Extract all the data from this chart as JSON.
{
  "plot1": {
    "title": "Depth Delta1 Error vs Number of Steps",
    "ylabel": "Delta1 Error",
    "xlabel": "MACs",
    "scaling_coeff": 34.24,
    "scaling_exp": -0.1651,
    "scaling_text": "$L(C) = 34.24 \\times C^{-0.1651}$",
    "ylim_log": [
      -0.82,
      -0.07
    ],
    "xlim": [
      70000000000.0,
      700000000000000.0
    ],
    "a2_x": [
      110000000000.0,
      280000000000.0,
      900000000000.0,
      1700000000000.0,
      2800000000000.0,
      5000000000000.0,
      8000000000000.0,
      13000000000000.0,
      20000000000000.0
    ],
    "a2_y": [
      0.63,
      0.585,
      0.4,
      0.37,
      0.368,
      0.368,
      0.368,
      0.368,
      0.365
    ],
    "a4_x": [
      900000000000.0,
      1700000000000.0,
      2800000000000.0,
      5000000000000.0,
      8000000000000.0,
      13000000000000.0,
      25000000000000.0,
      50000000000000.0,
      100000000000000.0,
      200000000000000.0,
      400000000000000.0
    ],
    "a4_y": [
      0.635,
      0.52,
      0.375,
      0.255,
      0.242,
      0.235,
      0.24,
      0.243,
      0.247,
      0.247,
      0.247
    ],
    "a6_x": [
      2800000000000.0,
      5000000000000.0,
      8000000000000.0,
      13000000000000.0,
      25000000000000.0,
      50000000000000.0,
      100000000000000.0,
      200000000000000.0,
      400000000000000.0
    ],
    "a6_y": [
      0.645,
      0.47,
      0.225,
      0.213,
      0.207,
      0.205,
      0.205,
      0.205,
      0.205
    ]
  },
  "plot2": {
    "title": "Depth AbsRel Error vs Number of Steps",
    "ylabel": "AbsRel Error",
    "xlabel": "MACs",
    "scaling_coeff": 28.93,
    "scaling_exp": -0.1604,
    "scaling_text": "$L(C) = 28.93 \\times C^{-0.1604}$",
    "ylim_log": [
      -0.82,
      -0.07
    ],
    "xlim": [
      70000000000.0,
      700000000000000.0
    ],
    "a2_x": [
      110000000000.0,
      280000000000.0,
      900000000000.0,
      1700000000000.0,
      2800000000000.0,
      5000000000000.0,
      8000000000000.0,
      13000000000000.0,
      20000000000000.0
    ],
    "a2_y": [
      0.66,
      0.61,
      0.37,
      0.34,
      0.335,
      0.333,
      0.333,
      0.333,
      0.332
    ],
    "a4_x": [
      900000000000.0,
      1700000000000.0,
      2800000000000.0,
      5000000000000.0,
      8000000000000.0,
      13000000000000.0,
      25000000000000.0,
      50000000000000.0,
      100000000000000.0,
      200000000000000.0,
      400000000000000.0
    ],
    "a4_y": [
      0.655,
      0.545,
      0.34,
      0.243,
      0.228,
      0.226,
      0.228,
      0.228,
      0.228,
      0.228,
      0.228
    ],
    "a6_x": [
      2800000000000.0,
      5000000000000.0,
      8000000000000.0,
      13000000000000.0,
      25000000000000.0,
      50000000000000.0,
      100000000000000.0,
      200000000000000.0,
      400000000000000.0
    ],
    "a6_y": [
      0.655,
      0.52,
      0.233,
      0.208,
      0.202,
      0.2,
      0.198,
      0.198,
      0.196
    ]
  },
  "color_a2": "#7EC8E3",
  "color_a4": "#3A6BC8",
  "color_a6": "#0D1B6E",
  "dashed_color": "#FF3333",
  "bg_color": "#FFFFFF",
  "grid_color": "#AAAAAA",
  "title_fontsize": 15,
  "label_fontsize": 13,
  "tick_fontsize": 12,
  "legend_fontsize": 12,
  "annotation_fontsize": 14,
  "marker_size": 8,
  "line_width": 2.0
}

○ ○ ○ ○ ○ ○ ○

Required work: Extract each line holding the string "Number".

Reply:
    "title": "Depth Delta1 Error vs Number of Steps",
    "title": "Depth AbsRel Error vs Number of Steps",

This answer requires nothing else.